*Collection entries:*

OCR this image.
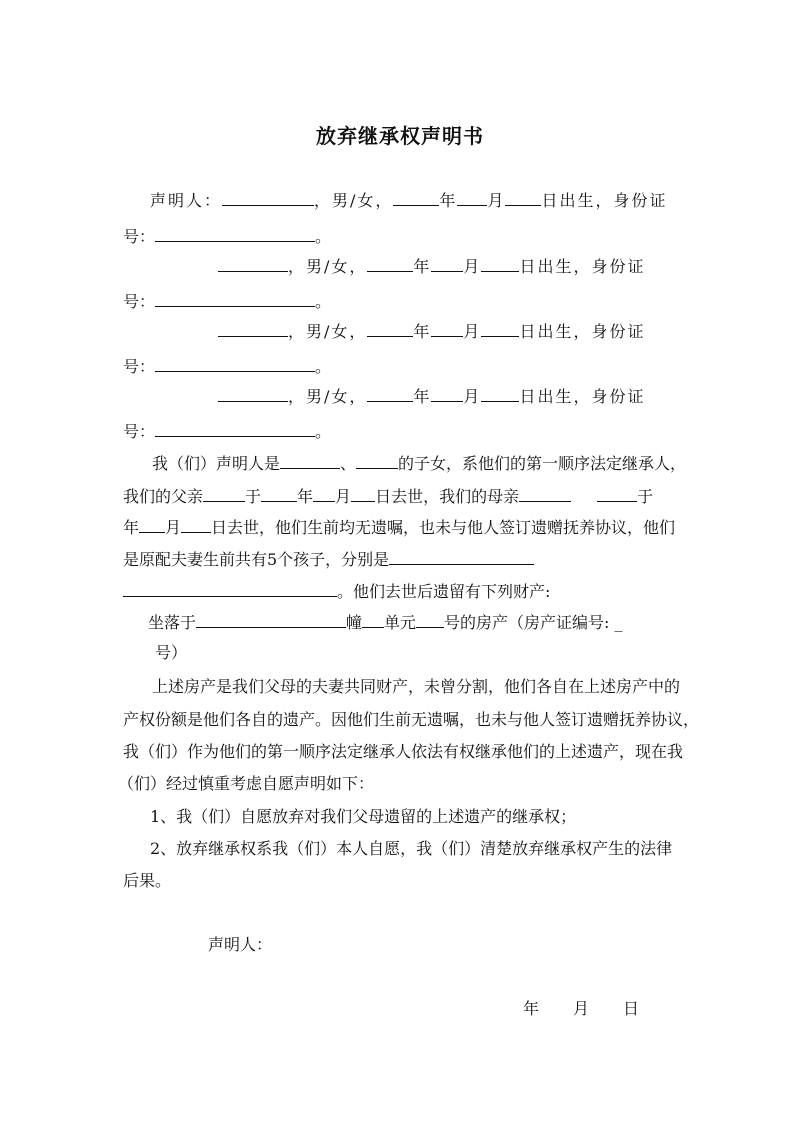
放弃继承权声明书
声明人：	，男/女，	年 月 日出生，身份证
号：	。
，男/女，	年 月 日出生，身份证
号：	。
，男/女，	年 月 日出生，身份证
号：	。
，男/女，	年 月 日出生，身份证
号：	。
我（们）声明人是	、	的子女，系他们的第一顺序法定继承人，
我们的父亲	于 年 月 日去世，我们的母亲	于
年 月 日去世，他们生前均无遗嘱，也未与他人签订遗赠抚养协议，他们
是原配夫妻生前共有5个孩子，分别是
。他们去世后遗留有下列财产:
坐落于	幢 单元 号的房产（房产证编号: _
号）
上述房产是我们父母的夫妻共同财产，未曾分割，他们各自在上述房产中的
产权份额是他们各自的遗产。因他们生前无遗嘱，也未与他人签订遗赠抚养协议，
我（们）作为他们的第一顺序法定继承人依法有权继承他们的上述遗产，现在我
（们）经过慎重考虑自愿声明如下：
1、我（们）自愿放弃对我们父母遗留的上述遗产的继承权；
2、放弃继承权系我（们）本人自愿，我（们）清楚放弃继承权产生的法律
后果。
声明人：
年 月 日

*What the task requires:*
Repeat the material above verbatim. Leave the pictures behind.

*The answer:*
OCR this image.
放弃继承权声明书
声明人：	，男/女，	年 月 日出生，身份证
号：	。
，男/女，	年 月 日出生，身份证
号：	。
，男/女，	年 月 日出生，身份证
号：	。
，男/女，	年 月 日出生，身份证
号：	。
我（们）声明人是	、	的子女，系他们的第一顺序法定继承人，
我们的父亲	于 年 月 日去世，我们的母亲	于
年 月 日去世，他们生前均无遗嘱，也未与他人签订遗赠抚养协议，他们
是原配夫妻生前共有5个孩子，分别是
。他们去世后遗留有下列财产:
坐落于	幢 单元 号的房产（房产证编号: _
号）
上述房产是我们父母的夫妻共同财产，未曾分割，他们各自在上述房产中的
产权份额是他们各自的遗产。因他们生前无遗嘱，也未与他人签订遗赠抚养协议，
我（们）作为他们的第一顺序法定继承人依法有权继承他们的上述遗产，现在我
（们）经过慎重考虑自愿声明如下：
1、我（们）自愿放弃对我们父母遗留的上述遗产的继承权；
2、放弃继承权系我（们）本人自愿，我（们）清楚放弃继承权产生的法律
后果。
声明人：
年 月 日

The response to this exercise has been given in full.